Excerpted data:
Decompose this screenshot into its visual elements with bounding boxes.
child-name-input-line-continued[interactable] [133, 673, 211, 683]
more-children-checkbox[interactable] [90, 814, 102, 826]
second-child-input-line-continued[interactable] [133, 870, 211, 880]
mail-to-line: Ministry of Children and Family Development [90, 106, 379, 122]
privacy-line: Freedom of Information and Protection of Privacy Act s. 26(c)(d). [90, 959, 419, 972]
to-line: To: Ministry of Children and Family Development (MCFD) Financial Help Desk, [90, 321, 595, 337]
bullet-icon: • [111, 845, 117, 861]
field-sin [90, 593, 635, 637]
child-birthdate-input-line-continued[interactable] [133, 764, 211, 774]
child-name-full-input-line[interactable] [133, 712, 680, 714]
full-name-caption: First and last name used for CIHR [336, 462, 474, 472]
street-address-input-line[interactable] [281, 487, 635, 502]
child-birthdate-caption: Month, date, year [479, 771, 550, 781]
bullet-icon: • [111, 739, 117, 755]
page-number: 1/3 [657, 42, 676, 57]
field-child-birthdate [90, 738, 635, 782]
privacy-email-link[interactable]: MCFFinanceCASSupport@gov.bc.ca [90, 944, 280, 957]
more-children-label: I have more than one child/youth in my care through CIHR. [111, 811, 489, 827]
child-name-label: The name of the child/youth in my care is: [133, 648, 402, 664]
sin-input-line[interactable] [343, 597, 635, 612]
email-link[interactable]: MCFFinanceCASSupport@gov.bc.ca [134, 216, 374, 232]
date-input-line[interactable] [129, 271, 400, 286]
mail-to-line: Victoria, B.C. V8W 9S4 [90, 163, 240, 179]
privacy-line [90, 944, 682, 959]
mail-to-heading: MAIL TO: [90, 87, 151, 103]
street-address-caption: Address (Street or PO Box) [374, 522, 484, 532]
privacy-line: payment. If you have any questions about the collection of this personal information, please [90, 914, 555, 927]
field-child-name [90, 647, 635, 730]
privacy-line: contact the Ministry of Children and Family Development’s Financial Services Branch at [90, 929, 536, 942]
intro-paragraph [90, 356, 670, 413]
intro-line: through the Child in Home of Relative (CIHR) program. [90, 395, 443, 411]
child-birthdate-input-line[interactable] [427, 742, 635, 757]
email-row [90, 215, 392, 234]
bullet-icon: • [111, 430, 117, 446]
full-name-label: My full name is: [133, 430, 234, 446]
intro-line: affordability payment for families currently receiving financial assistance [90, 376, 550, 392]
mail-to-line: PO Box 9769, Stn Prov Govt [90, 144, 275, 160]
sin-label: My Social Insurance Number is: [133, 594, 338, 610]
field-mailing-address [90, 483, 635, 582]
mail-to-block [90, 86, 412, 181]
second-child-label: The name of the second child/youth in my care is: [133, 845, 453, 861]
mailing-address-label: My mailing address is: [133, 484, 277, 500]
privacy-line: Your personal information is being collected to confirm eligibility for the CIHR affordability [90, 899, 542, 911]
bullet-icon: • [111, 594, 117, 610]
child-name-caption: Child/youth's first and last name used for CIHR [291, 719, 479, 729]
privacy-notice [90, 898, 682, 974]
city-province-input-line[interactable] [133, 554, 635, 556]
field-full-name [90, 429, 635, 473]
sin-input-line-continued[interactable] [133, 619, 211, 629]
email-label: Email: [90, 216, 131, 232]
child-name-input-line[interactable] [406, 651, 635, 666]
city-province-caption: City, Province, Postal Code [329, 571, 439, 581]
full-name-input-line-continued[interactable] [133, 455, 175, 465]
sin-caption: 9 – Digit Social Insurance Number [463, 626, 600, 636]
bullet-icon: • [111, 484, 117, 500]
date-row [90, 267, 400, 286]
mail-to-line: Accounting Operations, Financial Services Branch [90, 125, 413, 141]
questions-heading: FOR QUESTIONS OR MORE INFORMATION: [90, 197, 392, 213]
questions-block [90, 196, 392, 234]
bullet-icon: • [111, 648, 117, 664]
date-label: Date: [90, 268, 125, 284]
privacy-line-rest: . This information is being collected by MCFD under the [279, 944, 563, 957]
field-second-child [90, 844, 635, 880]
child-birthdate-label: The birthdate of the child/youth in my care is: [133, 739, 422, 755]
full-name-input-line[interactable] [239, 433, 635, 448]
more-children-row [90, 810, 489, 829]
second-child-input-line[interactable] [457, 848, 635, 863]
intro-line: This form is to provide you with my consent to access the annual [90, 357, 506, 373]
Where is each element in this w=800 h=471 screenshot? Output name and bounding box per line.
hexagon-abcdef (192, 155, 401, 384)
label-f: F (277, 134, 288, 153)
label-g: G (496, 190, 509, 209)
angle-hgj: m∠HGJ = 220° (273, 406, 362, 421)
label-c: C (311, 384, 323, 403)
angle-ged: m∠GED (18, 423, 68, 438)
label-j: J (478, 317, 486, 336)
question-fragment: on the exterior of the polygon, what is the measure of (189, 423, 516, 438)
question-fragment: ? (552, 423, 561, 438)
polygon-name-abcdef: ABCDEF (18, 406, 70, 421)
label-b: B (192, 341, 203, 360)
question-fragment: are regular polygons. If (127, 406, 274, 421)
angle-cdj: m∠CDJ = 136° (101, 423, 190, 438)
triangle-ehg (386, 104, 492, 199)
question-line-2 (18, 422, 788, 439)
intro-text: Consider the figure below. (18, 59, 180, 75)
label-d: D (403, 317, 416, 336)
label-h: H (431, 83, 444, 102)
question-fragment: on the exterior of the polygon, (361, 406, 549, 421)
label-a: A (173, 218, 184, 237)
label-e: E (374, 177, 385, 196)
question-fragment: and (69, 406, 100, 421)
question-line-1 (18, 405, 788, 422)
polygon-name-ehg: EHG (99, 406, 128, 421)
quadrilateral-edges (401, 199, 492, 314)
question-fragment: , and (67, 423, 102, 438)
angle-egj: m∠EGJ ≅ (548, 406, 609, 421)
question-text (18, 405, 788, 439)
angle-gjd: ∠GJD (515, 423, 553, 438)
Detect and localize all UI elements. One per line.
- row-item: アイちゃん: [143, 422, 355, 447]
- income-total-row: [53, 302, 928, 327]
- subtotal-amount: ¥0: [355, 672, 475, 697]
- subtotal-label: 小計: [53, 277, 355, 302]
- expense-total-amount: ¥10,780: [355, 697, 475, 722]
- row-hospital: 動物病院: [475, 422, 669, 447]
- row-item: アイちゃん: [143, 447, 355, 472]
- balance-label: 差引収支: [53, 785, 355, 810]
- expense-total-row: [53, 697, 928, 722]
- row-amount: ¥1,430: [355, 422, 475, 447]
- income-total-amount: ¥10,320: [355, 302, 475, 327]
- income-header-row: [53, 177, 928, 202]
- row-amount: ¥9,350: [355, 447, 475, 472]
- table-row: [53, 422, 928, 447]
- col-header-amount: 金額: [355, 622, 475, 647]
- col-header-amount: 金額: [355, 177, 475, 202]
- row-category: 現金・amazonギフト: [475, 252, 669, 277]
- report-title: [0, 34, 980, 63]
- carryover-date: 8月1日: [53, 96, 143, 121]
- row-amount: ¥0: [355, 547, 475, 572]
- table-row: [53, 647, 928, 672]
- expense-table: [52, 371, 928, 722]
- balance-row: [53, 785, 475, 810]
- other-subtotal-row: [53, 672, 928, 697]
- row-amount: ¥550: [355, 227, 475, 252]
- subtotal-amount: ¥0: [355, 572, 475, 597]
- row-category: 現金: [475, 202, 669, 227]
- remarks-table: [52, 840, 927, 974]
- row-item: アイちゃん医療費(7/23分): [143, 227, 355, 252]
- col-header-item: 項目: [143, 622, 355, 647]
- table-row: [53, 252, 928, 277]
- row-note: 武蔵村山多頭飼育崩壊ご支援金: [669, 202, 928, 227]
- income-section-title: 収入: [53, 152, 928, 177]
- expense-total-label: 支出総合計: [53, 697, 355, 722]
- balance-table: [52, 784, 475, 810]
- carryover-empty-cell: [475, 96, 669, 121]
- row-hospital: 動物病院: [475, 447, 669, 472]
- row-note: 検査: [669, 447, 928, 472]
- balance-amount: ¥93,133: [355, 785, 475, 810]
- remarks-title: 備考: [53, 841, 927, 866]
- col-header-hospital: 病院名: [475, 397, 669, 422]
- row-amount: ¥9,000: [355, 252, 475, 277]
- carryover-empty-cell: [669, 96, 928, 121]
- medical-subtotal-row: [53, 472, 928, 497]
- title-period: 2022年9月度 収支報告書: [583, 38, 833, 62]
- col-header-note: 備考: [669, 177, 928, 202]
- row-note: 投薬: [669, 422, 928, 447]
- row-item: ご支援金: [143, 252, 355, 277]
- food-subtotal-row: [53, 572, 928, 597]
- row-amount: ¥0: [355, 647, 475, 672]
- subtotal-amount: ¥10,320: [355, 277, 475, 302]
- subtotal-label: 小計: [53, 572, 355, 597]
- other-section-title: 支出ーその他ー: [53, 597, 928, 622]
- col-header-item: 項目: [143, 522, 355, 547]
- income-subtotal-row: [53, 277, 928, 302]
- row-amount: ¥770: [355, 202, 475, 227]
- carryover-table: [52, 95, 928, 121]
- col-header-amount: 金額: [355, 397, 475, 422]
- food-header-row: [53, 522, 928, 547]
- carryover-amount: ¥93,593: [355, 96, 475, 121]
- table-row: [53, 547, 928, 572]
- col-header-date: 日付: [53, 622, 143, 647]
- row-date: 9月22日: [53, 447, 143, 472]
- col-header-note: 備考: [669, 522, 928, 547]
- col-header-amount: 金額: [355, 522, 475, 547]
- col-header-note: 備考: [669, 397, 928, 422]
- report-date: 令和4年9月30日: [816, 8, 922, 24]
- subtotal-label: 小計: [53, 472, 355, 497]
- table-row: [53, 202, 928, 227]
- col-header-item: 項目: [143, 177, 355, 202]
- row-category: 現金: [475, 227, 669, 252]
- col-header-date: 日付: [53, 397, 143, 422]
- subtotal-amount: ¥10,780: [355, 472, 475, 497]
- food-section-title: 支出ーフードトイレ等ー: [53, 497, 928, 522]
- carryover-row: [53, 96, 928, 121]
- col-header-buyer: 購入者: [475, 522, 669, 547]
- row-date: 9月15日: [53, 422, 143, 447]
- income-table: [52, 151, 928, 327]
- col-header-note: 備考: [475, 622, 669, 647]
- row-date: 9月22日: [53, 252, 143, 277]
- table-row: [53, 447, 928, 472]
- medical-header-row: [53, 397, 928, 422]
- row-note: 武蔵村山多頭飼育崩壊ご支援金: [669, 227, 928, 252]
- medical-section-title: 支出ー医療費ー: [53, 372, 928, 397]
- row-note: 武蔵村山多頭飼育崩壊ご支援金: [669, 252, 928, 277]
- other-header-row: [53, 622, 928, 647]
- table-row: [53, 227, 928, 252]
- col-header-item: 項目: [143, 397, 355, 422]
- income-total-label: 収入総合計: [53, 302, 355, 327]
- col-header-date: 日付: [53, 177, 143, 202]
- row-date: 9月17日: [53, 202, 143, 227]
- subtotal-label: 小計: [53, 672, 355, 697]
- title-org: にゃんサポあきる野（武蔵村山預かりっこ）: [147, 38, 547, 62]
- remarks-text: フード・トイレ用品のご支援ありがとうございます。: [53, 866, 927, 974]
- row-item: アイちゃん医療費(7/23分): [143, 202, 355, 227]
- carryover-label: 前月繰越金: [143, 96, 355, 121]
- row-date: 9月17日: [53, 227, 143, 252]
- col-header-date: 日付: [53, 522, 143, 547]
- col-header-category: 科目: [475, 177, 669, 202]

Requirement: Edit everything from the start of the items down to the line containing "mail-to-line: Ministry of", both ends included, so that "bounding boxes" becomes "box coordinates" and nothing else changes. Give only those lines.

Finished answer:
Decompose this screenshot into its visual elements with box coordinates.
child-name-input-line-continued[interactable] [133, 673, 211, 683]
more-children-checkbox[interactable] [90, 814, 102, 826]
second-child-input-line-continued[interactable] [133, 870, 211, 880]
mail-to-line: Ministry of Children and Family Development [90, 106, 379, 122]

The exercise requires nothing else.